Problem statement: Make an exact copy of the entries below.

(Dataset excerpt)
⟨

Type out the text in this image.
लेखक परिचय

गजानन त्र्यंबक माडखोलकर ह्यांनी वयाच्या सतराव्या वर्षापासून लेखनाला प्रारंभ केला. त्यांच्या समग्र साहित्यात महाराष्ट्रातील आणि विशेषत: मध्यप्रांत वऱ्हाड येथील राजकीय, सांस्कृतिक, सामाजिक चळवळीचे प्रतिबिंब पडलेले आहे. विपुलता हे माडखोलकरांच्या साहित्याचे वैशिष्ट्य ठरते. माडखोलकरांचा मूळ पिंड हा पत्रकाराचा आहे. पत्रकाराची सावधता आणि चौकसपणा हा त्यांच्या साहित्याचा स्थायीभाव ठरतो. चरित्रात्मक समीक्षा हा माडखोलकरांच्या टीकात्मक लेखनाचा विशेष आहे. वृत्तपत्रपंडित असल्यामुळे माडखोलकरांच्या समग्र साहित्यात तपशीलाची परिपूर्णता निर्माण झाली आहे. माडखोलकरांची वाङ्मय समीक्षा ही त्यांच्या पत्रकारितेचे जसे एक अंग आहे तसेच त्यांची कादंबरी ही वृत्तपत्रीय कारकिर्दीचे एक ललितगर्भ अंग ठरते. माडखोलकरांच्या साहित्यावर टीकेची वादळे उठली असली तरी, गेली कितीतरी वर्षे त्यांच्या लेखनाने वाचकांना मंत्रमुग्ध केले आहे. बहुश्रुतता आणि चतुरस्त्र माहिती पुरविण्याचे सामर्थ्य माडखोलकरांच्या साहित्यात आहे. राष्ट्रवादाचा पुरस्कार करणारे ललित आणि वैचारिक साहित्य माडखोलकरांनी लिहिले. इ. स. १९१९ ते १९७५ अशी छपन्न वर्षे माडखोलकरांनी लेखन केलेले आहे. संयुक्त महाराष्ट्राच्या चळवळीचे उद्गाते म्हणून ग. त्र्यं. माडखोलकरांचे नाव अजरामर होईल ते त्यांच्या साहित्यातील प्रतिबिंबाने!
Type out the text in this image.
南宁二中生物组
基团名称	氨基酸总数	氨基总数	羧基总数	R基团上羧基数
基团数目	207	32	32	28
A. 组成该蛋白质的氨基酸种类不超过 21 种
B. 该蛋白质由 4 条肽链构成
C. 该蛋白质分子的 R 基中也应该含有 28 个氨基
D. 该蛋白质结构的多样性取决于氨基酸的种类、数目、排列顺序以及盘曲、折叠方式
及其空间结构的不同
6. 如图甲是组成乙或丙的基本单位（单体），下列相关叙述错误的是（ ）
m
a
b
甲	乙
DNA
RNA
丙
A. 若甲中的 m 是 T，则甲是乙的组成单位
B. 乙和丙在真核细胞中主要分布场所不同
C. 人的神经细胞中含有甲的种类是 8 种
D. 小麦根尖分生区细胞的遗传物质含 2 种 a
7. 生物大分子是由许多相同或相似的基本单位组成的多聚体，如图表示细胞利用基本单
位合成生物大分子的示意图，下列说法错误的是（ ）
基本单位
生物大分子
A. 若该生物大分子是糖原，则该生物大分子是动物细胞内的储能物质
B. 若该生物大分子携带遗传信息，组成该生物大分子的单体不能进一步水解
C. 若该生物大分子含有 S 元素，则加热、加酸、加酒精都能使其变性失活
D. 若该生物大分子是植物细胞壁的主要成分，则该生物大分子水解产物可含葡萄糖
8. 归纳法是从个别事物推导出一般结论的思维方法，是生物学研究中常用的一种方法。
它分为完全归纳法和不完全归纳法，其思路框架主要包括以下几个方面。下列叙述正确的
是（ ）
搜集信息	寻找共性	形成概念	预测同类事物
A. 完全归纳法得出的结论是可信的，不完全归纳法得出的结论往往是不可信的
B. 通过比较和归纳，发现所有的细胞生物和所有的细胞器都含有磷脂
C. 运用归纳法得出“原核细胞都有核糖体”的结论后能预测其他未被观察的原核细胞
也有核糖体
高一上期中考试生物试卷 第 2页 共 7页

⟩

Solution to the problem:
Type out the text in this image.
लेखक परिचय

गजानन त्र्यंबक माडखोलकर ह्यांनी वयाच्या सतराव्या वर्षापासून लेखनाला प्रारंभ केला. त्यांच्या समग्र साहित्यात महाराष्ट्रातील आणि विशेषत: मध्यप्रांत वऱ्हाड येथील राजकीय, सांस्कृतिक, सामाजिक चळवळीचे प्रतिबिंब पडलेले आहे. विपुलता हे माडखोलकरांच्या साहित्याचे वैशिष्ट्य ठरते. माडखोलकरांचा मूळ पिंड हा पत्रकाराचा आहे. पत्रकाराची सावधता आणि चौकसपणा हा त्यांच्या साहित्याचा स्थायीभाव ठरतो. चरित्रात्मक समीक्षा हा माडखोलकरांच्या टीकात्मक लेखनाचा विशेष आहे. वृत्तपत्रपंडित असल्यामुळे माडखोलकरांच्या समग्र साहित्यात तपशीलाची परिपूर्णता निर्माण झाली आहे. माडखोलकरांची वाङ्मय समीक्षा ही त्यांच्या पत्रकारितेचे जसे एक अंग आहे तसेच त्यांची कादंबरी ही वृत्तपत्रीय कारकिर्दीचे एक ललितगर्भ अंग ठरते. माडखोलकरांच्या साहित्यावर टीकेची वादळे उठली असली तरी, गेली कितीतरी वर्षे त्यांच्या लेखनाने वाचकांना मंत्रमुग्ध केले आहे. बहुश्रुतता आणि चतुरस्त्र माहिती पुरविण्याचे सामर्थ्य माडखोलकरांच्या साहित्यात आहे. राष्ट्रवादाचा पुरस्कार करणारे ललित आणि वैचारिक साहित्य माडखोलकरांनी लिहिले. इ. स. १९१९ ते १९७५ अशी छपन्न वर्षे माडखोलकरांनी लेखन केलेले आहे. संयुक्त महाराष्ट्राच्या चळवळीचे उद्गाते म्हणून ग. त्र्यं. माडखोलकरांचे नाव अजरामर होईल ते त्यांच्या साहित्यातील प्रतिबिंबाने!
Type out the text in this image.
南宁二中生物组
基团名称	氨基酸总数	氨基总数	羧基总数	R基团上羧基数
基团数目	207	32	32	28
A. 组成该蛋白质的氨基酸种类不超过 21 种
B. 该蛋白质由 4 条肽链构成
C. 该蛋白质分子的 R 基中也应该含有 28 个氨基
D. 该蛋白质结构的多样性取决于氨基酸的种类、数目、排列顺序以及盘曲、折叠方式
及其空间结构的不同
6. 如图甲是组成乙或丙的基本单位（单体），下列相关叙述错误的是（ ）
m
a
b
甲	乙
DNA
RNA
丙
A. 若甲中的 m 是 T，则甲是乙的组成单位
B. 乙和丙在真核细胞中主要分布场所不同
C. 人的神经细胞中含有甲的种类是 8 种
D. 小麦根尖分生区细胞的遗传物质含 2 种 a
7. 生物大分子是由许多相同或相似的基本单位组成的多聚体，如图表示细胞利用基本单
位合成生物大分子的示意图，下列说法错误的是（ ）
基本单位
生物大分子
A. 若该生物大分子是糖原，则该生物大分子是动物细胞内的储能物质
B. 若该生物大分子携带遗传信息，组成该生物大分子的单体不能进一步水解
C. 若该生物大分子含有 S 元素，则加热、加酸、加酒精都能使其变性失活
D. 若该生物大分子是植物细胞壁的主要成分，则该生物大分子水解产物可含葡萄糖
8. 归纳法是从个别事物推导出一般结论的思维方法，是生物学研究中常用的一种方法。
它分为完全归纳法和不完全归纳法，其思路框架主要包括以下几个方面。下列叙述正确的
是（ ）
搜集信息	寻找共性	形成概念	预测同类事物
A. 完全归纳法得出的结论是可信的，不完全归纳法得出的结论往往是不可信的
B. 通过比较和归纳，发现所有的细胞生物和所有的细胞器都含有磷脂
C. 运用归纳法得出“原核细胞都有核糖体”的结论后能预测其他未被观察的原核细胞
也有核糖体
高一上期中考试生物试卷 第 2页 共 7页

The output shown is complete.